*Given exercise*
Rewrite the data below, starting at the line that has "UI element localization: list" and stopping after the line that has "point-label: P (506, 36, 519, 58)". Replace "x-tick-label" with "horizontal-tick-label" and leave everything else unchanged.

*Dataset records*
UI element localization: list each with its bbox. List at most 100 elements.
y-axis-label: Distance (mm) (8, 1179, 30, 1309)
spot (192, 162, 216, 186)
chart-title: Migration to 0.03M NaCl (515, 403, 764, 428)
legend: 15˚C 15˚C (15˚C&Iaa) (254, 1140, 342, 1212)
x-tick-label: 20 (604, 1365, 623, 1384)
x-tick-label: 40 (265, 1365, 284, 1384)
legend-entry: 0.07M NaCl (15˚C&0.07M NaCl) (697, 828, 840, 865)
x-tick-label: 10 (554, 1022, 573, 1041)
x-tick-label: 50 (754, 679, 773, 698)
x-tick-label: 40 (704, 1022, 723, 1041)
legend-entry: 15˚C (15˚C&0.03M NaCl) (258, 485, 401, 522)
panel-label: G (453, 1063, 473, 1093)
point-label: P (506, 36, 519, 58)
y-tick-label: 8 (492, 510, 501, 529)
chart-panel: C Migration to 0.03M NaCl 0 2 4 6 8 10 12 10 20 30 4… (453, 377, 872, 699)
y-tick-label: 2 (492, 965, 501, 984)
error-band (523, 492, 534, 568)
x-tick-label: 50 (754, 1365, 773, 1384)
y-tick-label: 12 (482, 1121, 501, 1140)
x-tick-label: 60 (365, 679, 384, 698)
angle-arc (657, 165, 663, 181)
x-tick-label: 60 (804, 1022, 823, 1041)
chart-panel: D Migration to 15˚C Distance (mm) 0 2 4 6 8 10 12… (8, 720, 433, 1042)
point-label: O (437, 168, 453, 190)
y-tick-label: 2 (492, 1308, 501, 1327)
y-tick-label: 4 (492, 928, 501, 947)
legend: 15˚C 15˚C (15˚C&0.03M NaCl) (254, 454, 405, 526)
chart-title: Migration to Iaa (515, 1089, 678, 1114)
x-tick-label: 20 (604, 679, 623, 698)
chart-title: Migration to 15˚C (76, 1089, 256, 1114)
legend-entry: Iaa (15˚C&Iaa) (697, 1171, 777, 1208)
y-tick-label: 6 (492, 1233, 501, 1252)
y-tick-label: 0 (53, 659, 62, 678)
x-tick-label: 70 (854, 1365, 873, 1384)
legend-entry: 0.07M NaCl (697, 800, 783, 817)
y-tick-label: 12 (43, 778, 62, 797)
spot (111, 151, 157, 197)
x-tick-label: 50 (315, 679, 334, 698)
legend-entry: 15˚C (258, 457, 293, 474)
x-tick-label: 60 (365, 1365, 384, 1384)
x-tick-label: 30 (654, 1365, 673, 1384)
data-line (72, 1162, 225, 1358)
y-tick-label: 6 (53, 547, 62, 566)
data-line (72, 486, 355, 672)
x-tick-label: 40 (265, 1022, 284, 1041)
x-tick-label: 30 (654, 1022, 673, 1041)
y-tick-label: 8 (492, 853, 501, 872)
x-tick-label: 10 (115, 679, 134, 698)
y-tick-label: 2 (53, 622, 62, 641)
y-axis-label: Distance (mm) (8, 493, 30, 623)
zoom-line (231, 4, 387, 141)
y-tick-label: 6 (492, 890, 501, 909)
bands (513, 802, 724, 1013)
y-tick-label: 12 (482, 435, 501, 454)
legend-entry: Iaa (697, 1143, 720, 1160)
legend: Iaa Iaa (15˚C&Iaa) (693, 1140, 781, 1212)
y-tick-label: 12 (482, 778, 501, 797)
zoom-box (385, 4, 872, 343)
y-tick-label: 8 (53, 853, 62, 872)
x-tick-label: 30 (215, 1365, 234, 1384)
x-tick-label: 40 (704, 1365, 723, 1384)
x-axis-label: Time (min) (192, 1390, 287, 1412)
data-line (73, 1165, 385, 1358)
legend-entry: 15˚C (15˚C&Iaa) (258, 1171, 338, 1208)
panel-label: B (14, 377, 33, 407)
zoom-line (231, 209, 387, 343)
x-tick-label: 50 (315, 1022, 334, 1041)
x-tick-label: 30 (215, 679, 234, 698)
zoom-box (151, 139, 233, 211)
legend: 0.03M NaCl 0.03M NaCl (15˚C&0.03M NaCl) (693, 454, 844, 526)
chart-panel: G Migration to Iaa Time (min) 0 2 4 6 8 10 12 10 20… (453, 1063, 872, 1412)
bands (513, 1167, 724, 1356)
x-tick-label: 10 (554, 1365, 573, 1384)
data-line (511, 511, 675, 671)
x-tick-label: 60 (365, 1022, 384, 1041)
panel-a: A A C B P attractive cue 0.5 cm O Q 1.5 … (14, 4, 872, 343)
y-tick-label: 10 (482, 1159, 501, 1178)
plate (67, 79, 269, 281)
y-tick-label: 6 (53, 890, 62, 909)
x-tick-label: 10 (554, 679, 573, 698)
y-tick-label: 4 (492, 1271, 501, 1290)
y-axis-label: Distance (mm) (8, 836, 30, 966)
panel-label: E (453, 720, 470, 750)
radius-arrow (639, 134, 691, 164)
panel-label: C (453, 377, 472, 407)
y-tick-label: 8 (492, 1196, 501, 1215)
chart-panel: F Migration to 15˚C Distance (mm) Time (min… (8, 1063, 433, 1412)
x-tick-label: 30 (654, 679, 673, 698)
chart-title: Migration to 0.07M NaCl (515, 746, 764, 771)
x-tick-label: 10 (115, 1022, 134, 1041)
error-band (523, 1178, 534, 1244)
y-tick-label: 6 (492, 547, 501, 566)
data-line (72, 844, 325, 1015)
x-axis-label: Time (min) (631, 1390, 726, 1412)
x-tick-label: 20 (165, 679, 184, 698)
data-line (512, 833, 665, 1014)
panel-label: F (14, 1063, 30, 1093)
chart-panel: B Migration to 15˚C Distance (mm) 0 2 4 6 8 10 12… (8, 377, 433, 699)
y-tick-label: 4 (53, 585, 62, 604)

==

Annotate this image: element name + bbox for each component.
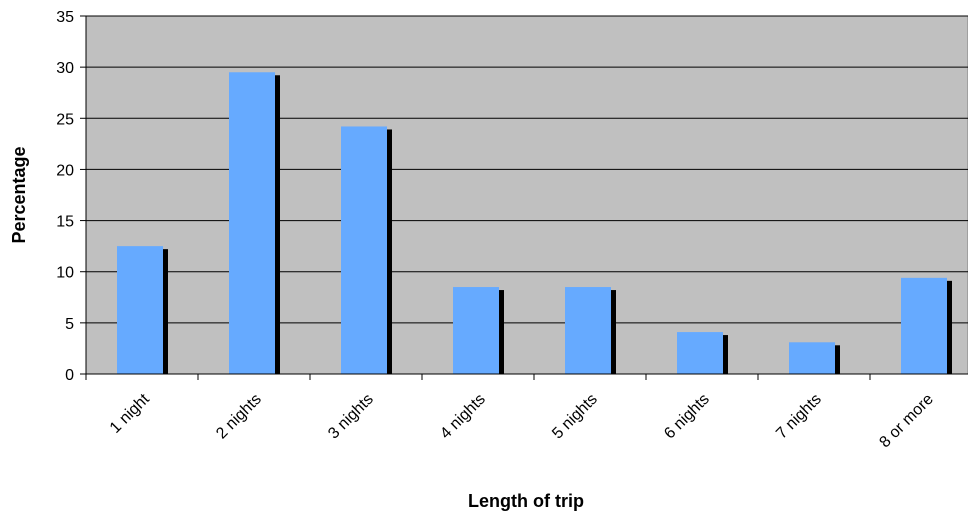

*Reply to the exercise*
UI element localization: list each with its bbox. List at most 100 elements.
y-axis-label: Distance (mm) (8, 1179, 30, 1309)
spot (192, 162, 216, 186)
chart-title: Migration to 0.03M NaCl (515, 403, 764, 428)
legend: 15˚C 15˚C (15˚C&Iaa) (254, 1140, 342, 1212)
horizontal-tick-label: 20 (604, 1365, 623, 1384)
horizontal-tick-label: 40 (265, 1365, 284, 1384)
legend-entry: 0.07M NaCl (15˚C&0.07M NaCl) (697, 828, 840, 865)
horizontal-tick-label: 10 (554, 1022, 573, 1041)
horizontal-tick-label: 50 (754, 679, 773, 698)
horizontal-tick-label: 40 (704, 1022, 723, 1041)
legend-entry: 15˚C (15˚C&0.03M NaCl) (258, 485, 401, 522)
panel-label: G (453, 1063, 473, 1093)
point-label: P (506, 36, 519, 58)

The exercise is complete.